*YOUR INSTRUCTIONS:*
Return every one of the rows below word for word, changing nothing.
___ INFORMATION SHOWN ___
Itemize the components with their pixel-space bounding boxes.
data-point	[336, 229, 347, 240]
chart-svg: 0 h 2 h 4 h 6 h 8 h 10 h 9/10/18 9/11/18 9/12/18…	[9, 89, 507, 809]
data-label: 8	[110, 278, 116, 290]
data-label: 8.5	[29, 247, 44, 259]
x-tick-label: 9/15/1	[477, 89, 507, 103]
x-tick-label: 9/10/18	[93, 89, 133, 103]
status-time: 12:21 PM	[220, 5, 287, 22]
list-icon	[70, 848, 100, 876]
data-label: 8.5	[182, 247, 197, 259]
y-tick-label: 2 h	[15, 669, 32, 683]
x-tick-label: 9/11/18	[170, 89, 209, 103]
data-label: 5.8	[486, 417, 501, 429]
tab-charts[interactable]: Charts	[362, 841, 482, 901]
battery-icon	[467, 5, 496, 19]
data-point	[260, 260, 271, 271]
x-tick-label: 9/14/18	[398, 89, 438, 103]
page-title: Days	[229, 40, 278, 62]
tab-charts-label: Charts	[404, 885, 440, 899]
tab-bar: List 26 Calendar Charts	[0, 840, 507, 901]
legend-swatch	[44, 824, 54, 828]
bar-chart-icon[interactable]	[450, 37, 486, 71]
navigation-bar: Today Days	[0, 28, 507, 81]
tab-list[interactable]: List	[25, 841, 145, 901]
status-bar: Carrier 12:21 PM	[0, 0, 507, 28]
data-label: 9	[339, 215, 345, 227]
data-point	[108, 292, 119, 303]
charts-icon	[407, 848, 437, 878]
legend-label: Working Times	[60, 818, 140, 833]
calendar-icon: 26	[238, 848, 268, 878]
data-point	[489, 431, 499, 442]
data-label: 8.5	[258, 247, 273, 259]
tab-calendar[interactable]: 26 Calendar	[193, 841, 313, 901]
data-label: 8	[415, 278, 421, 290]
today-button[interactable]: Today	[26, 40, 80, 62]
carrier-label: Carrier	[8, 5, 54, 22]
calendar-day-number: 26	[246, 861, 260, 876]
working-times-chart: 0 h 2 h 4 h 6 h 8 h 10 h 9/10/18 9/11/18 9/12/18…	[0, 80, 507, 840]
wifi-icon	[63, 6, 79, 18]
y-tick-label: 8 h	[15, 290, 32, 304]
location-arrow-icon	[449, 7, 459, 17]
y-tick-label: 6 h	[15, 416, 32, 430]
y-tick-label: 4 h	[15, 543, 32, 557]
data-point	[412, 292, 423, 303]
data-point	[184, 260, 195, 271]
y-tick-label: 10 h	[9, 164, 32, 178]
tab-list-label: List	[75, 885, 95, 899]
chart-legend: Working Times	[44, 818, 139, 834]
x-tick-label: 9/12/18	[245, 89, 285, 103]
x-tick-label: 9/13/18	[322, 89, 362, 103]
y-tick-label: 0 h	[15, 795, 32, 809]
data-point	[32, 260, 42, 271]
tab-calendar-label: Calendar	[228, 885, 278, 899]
___
*SOLUTION TO THE PROBLEM:*
Itemize the components with their pixel-space bounding boxes.
data-point	[336, 229, 347, 240]
chart-svg: 0 h 2 h 4 h 6 h 8 h 10 h 9/10/18 9/11/18 9/12/18…	[9, 89, 507, 809]
data-label: 8	[110, 278, 116, 290]
data-label: 8.5	[29, 247, 44, 259]
x-tick-label: 9/15/1	[477, 89, 507, 103]
x-tick-label: 9/10/18	[93, 89, 133, 103]
status-time: 12:21 PM	[220, 5, 287, 22]
list-icon	[70, 848, 100, 876]
data-label: 8.5	[182, 247, 197, 259]
y-tick-label: 2 h	[15, 669, 32, 683]
x-tick-label: 9/11/18	[170, 89, 209, 103]
data-label: 5.8	[486, 417, 501, 429]
tab-charts[interactable]: Charts	[362, 841, 482, 901]
battery-icon	[467, 5, 496, 19]
data-point	[260, 260, 271, 271]
x-tick-label: 9/14/18	[398, 89, 438, 103]
page-title: Days	[229, 40, 278, 62]
tab-charts-label: Charts	[404, 885, 440, 899]
tab-bar: List 26 Calendar Charts	[0, 840, 507, 901]
legend-swatch	[44, 824, 54, 828]
bar-chart-icon[interactable]	[450, 37, 486, 71]
navigation-bar: Today Days	[0, 28, 507, 81]
tab-list[interactable]: List	[25, 841, 145, 901]
status-bar: Carrier 12:21 PM	[0, 0, 507, 28]
data-label: 9	[339, 215, 345, 227]
data-point	[108, 292, 119, 303]
charts-icon	[407, 848, 437, 878]
legend-label: Working Times	[60, 818, 140, 833]
calendar-icon: 26	[238, 848, 268, 878]
data-point	[489, 431, 499, 442]
data-label: 8.5	[258, 247, 273, 259]
tab-calendar[interactable]: 26 Calendar	[193, 841, 313, 901]
data-label: 8	[415, 278, 421, 290]
today-button[interactable]: Today	[26, 40, 80, 62]
carrier-label: Carrier	[8, 5, 54, 22]
calendar-day-number: 26	[246, 861, 260, 876]
working-times-chart: 0 h 2 h 4 h 6 h 8 h 10 h 9/10/18 9/11/18 9/12/18…	[0, 80, 507, 840]
wifi-icon	[63, 6, 79, 18]
y-tick-label: 8 h	[15, 290, 32, 304]
location-arrow-icon	[449, 7, 459, 17]
y-tick-label: 6 h	[15, 416, 32, 430]
y-tick-label: 4 h	[15, 543, 32, 557]
data-point	[412, 292, 423, 303]
data-point	[184, 260, 195, 271]
y-tick-label: 10 h	[9, 164, 32, 178]
tab-list-label: List	[75, 885, 95, 899]
chart-legend: Working Times	[44, 818, 139, 834]
x-tick-label: 9/12/18	[245, 89, 285, 103]
x-tick-label: 9/13/18	[322, 89, 362, 103]
y-tick-label: 0 h	[15, 795, 32, 809]
data-point	[32, 260, 42, 271]
tab-calendar-label: Calendar	[228, 885, 278, 899]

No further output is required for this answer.